● The problem: Please find all lines in the data that hold the string "pregnancies" and copy them.

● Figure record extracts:
━━━━━━━━

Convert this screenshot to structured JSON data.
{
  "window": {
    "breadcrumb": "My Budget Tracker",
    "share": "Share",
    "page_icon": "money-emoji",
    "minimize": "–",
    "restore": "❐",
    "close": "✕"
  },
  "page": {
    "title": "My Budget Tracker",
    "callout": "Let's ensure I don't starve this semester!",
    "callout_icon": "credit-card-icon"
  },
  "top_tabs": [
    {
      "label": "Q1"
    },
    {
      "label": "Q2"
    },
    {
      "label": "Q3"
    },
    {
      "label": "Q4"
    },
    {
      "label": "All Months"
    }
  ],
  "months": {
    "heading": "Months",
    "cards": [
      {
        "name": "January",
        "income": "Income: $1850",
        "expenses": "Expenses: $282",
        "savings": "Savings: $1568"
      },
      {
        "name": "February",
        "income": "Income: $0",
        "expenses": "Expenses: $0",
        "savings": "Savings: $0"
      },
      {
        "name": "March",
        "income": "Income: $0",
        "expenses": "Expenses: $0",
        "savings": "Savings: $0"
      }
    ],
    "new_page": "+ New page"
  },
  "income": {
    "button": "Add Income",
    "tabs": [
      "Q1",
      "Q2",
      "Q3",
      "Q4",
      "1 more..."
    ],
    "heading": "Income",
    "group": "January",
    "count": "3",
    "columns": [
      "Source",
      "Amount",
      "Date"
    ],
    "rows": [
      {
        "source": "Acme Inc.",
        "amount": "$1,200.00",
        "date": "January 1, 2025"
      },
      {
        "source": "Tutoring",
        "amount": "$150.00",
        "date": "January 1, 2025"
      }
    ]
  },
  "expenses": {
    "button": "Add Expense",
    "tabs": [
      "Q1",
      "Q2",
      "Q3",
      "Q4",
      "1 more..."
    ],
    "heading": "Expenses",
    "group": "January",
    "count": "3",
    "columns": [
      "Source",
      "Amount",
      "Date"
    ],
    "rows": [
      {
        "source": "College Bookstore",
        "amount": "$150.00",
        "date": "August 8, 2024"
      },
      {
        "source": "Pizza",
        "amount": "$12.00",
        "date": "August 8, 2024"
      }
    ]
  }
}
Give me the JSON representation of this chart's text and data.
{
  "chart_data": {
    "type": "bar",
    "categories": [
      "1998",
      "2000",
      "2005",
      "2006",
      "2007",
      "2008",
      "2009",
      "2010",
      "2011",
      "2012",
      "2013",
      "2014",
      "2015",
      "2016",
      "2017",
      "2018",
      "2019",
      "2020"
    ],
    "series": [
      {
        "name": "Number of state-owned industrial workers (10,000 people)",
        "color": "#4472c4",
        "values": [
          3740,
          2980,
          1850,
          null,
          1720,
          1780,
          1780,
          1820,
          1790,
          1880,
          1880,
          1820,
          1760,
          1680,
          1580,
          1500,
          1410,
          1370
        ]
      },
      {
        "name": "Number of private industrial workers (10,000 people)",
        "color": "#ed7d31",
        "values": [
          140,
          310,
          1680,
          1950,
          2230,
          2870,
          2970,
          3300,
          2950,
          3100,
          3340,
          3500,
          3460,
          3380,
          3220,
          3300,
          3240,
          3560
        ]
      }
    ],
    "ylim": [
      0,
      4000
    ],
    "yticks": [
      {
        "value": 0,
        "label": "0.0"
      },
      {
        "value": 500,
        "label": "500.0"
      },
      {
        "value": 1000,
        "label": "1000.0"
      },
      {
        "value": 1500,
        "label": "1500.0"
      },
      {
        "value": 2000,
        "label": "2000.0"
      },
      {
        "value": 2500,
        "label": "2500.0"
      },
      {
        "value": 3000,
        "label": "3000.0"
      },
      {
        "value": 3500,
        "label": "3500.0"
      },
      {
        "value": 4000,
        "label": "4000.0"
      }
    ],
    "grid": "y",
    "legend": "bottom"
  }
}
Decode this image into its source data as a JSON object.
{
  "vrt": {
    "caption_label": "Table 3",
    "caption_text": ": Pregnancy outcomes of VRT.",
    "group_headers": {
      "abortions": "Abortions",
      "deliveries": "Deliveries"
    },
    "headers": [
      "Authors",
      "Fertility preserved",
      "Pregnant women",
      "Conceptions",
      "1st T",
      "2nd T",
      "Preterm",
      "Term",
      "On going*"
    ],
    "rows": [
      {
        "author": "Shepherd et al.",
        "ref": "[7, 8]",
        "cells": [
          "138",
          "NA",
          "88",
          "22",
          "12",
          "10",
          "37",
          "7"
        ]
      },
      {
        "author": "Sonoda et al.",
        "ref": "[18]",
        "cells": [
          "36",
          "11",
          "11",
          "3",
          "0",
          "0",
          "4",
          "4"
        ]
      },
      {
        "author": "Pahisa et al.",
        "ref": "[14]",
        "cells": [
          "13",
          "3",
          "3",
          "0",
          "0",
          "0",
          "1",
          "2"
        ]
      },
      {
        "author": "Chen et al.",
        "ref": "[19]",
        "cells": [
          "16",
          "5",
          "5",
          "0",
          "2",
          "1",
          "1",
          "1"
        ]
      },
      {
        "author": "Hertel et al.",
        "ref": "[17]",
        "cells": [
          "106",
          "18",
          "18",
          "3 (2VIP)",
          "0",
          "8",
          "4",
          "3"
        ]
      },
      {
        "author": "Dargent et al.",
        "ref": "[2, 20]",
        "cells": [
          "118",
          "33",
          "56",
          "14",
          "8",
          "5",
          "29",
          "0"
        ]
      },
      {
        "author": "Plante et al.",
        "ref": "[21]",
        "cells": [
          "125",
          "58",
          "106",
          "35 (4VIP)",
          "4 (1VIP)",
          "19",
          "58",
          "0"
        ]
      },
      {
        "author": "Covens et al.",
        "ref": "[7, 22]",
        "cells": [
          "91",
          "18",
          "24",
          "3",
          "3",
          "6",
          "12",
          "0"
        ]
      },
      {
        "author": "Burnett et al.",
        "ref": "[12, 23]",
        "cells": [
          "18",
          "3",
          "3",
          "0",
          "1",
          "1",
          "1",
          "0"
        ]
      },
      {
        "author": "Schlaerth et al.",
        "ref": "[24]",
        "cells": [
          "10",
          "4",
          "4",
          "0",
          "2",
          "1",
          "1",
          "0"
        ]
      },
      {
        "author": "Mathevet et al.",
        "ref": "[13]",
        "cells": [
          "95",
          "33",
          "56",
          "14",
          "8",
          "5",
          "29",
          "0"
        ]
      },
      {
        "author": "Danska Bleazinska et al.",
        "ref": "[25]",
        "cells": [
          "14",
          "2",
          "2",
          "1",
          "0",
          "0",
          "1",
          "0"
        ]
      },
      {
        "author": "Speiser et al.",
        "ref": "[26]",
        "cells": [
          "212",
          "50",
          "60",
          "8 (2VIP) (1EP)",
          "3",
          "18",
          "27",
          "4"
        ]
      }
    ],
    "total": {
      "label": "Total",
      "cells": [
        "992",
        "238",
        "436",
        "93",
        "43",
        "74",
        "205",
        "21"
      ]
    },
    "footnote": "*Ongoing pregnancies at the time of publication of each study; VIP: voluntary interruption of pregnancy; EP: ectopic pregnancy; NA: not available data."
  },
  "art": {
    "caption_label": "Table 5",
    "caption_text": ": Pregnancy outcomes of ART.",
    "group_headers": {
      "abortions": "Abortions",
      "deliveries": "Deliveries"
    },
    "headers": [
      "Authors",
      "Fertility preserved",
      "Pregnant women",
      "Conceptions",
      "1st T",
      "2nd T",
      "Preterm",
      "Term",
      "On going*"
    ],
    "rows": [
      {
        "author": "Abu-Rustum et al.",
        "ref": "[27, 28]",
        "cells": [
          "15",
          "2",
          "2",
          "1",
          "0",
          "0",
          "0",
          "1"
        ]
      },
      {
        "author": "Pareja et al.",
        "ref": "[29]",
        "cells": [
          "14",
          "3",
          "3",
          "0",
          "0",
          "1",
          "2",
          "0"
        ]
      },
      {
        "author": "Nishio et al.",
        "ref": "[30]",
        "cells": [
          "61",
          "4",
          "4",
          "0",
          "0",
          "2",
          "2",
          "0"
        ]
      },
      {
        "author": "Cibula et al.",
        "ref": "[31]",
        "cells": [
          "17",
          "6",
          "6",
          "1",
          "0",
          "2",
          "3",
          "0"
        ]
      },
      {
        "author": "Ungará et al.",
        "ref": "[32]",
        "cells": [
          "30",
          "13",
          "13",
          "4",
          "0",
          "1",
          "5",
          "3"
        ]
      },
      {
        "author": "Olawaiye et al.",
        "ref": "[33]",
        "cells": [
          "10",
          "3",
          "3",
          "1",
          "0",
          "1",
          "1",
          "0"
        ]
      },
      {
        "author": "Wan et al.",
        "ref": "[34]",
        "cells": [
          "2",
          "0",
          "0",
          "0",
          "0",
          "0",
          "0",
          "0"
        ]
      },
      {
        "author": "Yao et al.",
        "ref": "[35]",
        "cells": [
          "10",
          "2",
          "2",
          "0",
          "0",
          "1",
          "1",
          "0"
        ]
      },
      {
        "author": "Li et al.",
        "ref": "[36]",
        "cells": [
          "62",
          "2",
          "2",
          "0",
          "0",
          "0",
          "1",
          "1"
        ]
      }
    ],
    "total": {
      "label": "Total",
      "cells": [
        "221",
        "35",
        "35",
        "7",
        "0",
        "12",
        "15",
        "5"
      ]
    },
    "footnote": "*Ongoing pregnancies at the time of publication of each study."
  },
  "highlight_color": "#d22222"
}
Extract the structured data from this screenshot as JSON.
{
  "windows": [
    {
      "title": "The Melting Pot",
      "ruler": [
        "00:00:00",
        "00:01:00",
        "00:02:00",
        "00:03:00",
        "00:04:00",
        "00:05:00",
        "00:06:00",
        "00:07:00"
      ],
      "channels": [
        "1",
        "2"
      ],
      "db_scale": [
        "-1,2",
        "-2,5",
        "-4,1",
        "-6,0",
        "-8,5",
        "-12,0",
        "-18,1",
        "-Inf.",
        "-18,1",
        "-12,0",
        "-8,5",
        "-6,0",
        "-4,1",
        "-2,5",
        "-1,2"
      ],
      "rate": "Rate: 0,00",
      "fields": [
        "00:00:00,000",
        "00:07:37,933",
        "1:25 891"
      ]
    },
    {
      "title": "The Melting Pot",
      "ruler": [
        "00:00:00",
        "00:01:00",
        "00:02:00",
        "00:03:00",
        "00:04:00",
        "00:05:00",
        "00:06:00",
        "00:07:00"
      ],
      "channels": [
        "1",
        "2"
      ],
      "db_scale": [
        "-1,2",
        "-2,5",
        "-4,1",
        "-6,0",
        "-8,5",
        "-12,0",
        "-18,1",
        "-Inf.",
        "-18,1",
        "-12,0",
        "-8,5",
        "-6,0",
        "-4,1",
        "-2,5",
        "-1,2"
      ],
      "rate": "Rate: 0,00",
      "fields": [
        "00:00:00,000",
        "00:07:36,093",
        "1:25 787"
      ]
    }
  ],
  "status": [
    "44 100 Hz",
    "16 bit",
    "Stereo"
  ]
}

━━━━━━━━

● Solution:
    "footnote": "*Ongoing pregnancies at the time of publication of each study; VIP: voluntary interruption of pregnancy; EP: ectopic pregnancy; NA: not available data."
    "footnote": "*Ongoing pregnancies at the time of publication of each study."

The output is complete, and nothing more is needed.